▶ GIVEN EXERCISE
Find each line holding "shoes" and copy it out.

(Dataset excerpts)
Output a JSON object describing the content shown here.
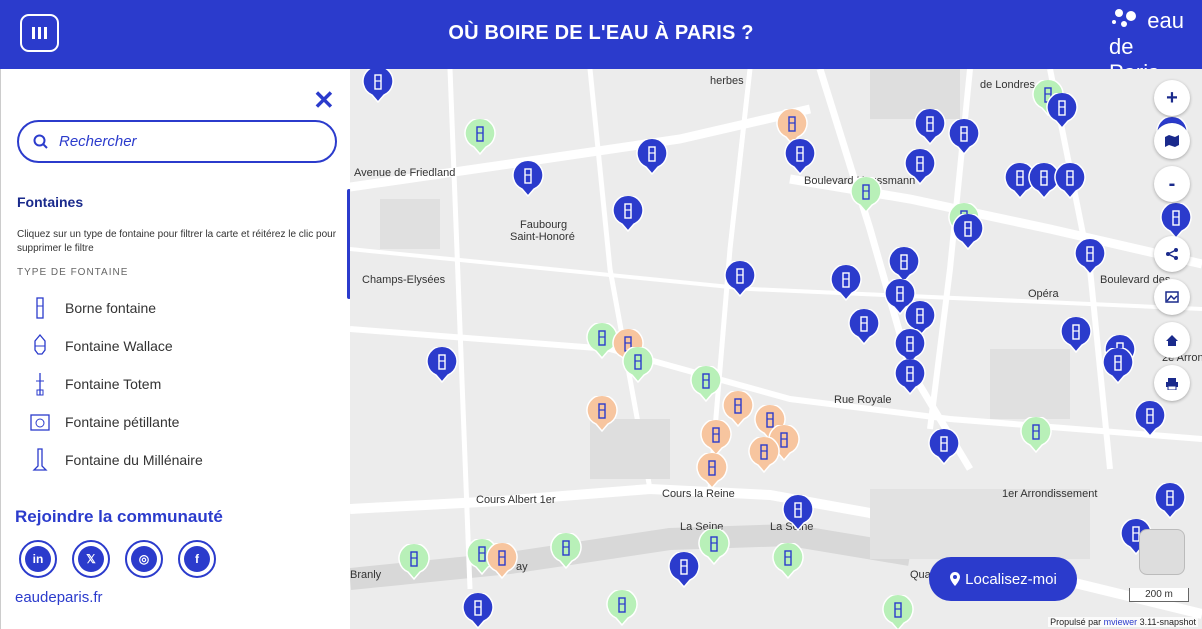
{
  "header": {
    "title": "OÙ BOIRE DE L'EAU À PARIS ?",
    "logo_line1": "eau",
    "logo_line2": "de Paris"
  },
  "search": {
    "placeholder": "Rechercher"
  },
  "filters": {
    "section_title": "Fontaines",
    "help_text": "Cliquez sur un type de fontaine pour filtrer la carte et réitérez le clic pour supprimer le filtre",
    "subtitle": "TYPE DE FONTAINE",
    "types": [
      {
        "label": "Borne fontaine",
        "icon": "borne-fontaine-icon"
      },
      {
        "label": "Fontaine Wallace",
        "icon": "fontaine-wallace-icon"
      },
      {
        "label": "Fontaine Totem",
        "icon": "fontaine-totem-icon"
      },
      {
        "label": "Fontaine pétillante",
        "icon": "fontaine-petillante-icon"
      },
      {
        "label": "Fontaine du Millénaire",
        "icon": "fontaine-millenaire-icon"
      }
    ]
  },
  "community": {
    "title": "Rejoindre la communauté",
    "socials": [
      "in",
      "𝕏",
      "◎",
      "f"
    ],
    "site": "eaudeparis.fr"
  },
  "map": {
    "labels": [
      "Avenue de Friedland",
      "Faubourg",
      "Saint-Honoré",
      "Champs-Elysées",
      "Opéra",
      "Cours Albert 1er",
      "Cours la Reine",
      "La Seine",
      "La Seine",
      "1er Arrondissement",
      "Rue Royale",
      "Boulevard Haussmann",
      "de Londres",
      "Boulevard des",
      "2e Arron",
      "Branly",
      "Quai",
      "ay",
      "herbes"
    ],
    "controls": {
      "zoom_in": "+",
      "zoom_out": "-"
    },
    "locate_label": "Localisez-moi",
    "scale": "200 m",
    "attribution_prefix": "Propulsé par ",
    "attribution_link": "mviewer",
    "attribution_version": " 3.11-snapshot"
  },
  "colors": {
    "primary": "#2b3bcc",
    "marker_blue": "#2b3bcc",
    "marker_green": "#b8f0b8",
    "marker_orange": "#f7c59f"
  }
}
--
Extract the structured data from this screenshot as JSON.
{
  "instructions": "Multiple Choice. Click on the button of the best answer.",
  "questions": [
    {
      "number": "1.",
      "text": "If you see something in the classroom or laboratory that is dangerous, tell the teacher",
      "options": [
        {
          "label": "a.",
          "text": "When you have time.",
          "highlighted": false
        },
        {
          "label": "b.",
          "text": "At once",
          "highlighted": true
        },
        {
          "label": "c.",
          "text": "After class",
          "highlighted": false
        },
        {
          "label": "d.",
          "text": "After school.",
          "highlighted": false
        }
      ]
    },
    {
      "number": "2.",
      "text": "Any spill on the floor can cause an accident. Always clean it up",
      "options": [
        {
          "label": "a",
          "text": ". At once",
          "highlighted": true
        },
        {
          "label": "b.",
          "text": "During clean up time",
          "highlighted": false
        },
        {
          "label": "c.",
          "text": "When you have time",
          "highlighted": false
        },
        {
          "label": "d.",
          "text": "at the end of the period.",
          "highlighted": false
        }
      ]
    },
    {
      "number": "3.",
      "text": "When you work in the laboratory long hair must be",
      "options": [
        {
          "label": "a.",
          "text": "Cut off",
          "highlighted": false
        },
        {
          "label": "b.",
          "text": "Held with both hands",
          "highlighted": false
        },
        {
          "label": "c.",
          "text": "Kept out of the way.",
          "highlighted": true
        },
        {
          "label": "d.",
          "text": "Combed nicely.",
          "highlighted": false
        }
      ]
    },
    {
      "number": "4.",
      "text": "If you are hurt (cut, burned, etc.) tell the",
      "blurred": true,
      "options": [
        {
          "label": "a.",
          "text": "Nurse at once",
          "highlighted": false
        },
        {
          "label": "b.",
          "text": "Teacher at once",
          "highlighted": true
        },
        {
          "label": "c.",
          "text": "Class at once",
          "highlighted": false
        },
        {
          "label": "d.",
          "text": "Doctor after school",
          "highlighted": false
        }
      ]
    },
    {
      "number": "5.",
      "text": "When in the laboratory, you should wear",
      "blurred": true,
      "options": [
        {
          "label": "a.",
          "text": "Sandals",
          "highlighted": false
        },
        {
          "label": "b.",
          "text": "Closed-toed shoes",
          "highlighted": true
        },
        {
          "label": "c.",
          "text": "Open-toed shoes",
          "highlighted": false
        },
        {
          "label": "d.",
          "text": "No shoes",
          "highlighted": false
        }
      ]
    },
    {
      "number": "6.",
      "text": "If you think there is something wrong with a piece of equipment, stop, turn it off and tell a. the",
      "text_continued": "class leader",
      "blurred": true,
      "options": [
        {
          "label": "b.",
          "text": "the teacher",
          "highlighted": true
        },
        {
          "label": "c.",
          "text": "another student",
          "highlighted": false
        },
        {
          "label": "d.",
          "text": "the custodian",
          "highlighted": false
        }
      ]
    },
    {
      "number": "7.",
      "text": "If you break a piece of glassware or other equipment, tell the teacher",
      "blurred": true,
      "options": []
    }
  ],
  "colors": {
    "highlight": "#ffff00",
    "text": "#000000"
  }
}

▶ TASK SOLUTION
          "text": "Closed-toed shoes",
          "text": "Open-toed shoes",
          "text": "No shoes",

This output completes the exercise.